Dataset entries
# # #

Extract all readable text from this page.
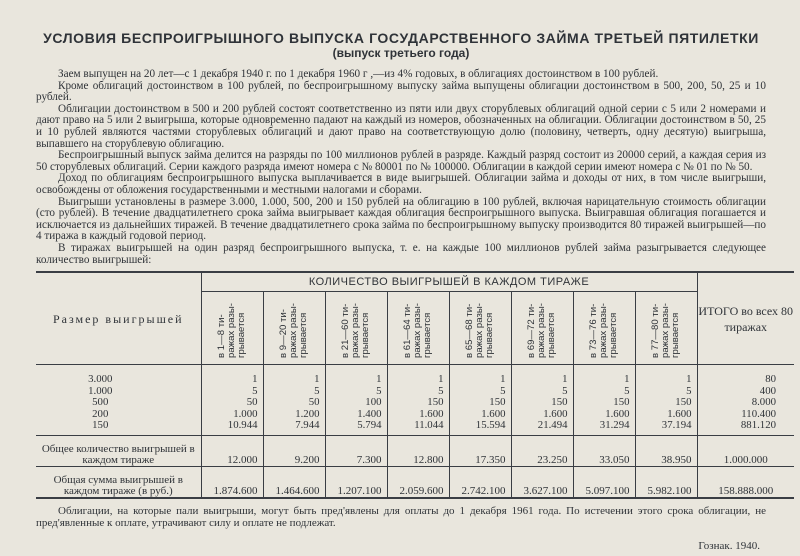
УСЛОВИЯ БЕСПРОИГРЫШНОГО ВЫПУСКА ГОСУДАРСТВЕННОГО ЗАЙМА ТРЕТЬЕЙ ПЯТИЛЕТКИ
(выпуск третьего года)

Заем выпущен на 20 лет—с 1 декабря 1940 г. по 1 декабря 1960 г ,—из 4% годовых, в облигациях достоинством в 100 рублей.

Кроме облигаций достоинством в 100 рублей, по беспроигрышному выпуску займа выпущены облигации достоинством в 500, 200, 50, 25 и 10 рублей.

Облигации достоинством в 500 и 200 рублей состоят соответственно из пяти или двух сторублевых облигаций одной серии с 5 или 2 номерами и дают право на 5 или 2 выигрыша, которые одновременно падают на каждый из номеров, обозначенных на облигации. Облигации достоинством в 50, 25 и 10 рублей являются частями сторублевых облигаций и дают право на соответствующую долю (половину, четверть, одну десятую) выигрыша, выпавшего на сторублевую облигацию.

Беспроигрышный выпуск займа делится на разряды по 100 миллионов рублей в разряде. Каждый разряд состоит из 20000 серий, а каждая серия из 50 сторублевых облигаций. Серии каждого разряда имеют номера с № 80001 по № 100000. Облигации в каждой серии имеют номера с № 01 по № 50.

Доход по облигациям беспроигрышного выпуска выплачивается в виде выигрышей. Облигации займа и доходы от них, в том числе выигрыши, освобождены от обложения государственными и местными налогами и сборами.

Выигрыши установлены в размере 3.000, 1.000, 500, 200 и 150 рублей на облигацию в 100 рублей, включая нарицательную стоимость облигации (сто рублей). В течение двадцатилетнего срока займа выигрывает каждая облигация беспроигрышного выпуска. Выигравшая облигация погашается и исключается из дальнейших тиражей. В течение двадцатилетнего срока займа по беспроигрышному выпуску производится 80 тиражей выигрышей—по 4 тиража в каждый годовой период.

В тиражах выигрышей на один разряд беспроигрышного выпуска, т. е. на каждые 100 миллионов рублей займа разыгрывается следующее количество выигрышей:

Размер выигрышей	КОЛИЧЕСТВО ВЫИГРЫШЕЙ В КАЖДОМ ТИРАЖЕ								ИТОГО во всех 80 тиражах

	в 1—8 ти-
ражах разы-
грывается	в 9—20 ти-
ражах разы-
грывается	в 21—60 ти-
ражах разы-
грывается	в 61—64 ти-
ражах разы-
грывается	в 65—68 ти-
ражах разы-
грывается	в 69—72 ти-
ражах разы-
грывается	в 73—76 ти-
ражах разы-
грывается	в 77—80 ти-
ражах разы-
грывается	

3.000	1	1	1	1	1	1	1	1	80
1.000	5	5	5	5	5	5	5	5	400
500	50	50	100	150	150	150	150	150	8.000
200	1.000	1.200	1.400	1.600	1.600	1.600	1.600	1.600	110.400
150	10.944	7.944	5.794	11.044	15.594	21.494	31.294	37.194	881.120
Общее количество выигрышей в каждом тираже	12.000	9.200	7.300	12.800	17.350	23.250	33.050	38.950	1.000.000
Общая сумма выигрышей в каждом тираже (в руб.)	1.874.600	1.464.600	1.207.100	2.059.600	2.742.100	3.627.100	5.097.100	5.982.100	158.888.000

Облигации, на которые пали выигрыши, могут быть пред'явлены для оплаты до 1 декабря 1961 года. По истечении этого срока облигации, не пред'явленные к оплате, утрачивают силу и оплате не подлежат.

Гознак. 1940.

# # #

• What you have to do
Set down the records in full and exactly. Do not carry over any image.

• Exercise response
Extract all readable text from this page.
УСЛОВИЯ БЕСПРОИГРЫШНОГО ВЫПУСКА ГОСУДАРСТВЕННОГО ЗАЙМА ТРЕТЬЕЙ ПЯТИЛЕТКИ
(выпуск третьего года)

Заем выпущен на 20 лет—с 1 декабря 1940 г. по 1 декабря 1960 г ,—из 4% годовых, в облигациях достоинством в 100 рублей.

Кроме облигаций достоинством в 100 рублей, по беспроигрышному выпуску займа выпущены облигации достоинством в 500, 200, 50, 25 и 10 рублей.

Облигации достоинством в 500 и 200 рублей состоят соответственно из пяти или двух сторублевых облигаций одной серии с 5 или 2 номерами и дают право на 5 или 2 выигрыша, которые одновременно падают на каждый из номеров, обозначенных на облигации. Облигации достоинством в 50, 25 и 10 рублей являются частями сторублевых облигаций и дают право на соответствующую долю (половину, четверть, одну десятую) выигрыша, выпавшего на сторублевую облигацию.

Беспроигрышный выпуск займа делится на разряды по 100 миллионов рублей в разряде. Каждый разряд состоит из 20000 серий, а каждая серия из 50 сторублевых облигаций. Серии каждого разряда имеют номера с № 80001 по № 100000. Облигации в каждой серии имеют номера с № 01 по № 50.

Доход по облигациям беспроигрышного выпуска выплачивается в виде выигрышей. Облигации займа и доходы от них, в том числе выигрыши, освобождены от обложения государственными и местными налогами и сборами.

Выигрыши установлены в размере 3.000, 1.000, 500, 200 и 150 рублей на облигацию в 100 рублей, включая нарицательную стоимость облигации (сто рублей). В течение двадцатилетнего срока займа выигрывает каждая облигация беспроигрышного выпуска. Выигравшая облигация погашается и исключается из дальнейших тиражей. В течение двадцатилетнего срока займа по беспроигрышному выпуску производится 80 тиражей выигрышей—по 4 тиража в каждый годовой период.

В тиражах выигрышей на один разряд беспроигрышного выпуска, т. е. на каждые 100 миллионов рублей займа разыгрывается следующее количество выигрышей:

Размер выигрышей	КОЛИЧЕСТВО ВЫИГРЫШЕЙ В КАЖДОМ ТИРАЖЕ								ИТОГО во всех 80 тиражах

	в 1—8 ти-
ражах разы-
грывается	в 9—20 ти-
ражах разы-
грывается	в 21—60 ти-
ражах разы-
грывается	в 61—64 ти-
ражах разы-
грывается	в 65—68 ти-
ражах разы-
грывается	в 69—72 ти-
ражах разы-
грывается	в 73—76 ти-
ражах разы-
грывается	в 77—80 ти-
ражах разы-
грывается	

3.000	1	1	1	1	1	1	1	1	80
1.000	5	5	5	5	5	5	5	5	400
500	50	50	100	150	150	150	150	150	8.000
200	1.000	1.200	1.400	1.600	1.600	1.600	1.600	1.600	110.400
150	10.944	7.944	5.794	11.044	15.594	21.494	31.294	37.194	881.120
Общее количество выигрышей в каждом тираже	12.000	9.200	7.300	12.800	17.350	23.250	33.050	38.950	1.000.000
Общая сумма выигрышей в каждом тираже (в руб.)	1.874.600	1.464.600	1.207.100	2.059.600	2.742.100	3.627.100	5.097.100	5.982.100	158.888.000

Облигации, на которые пали выигрыши, могут быть пред'явлены для оплаты до 1 декабря 1961 года. По истечении этого срока облигации, не пред'явленные к оплате, утрачивают силу и оплате не подлежат.

Гознак. 1940.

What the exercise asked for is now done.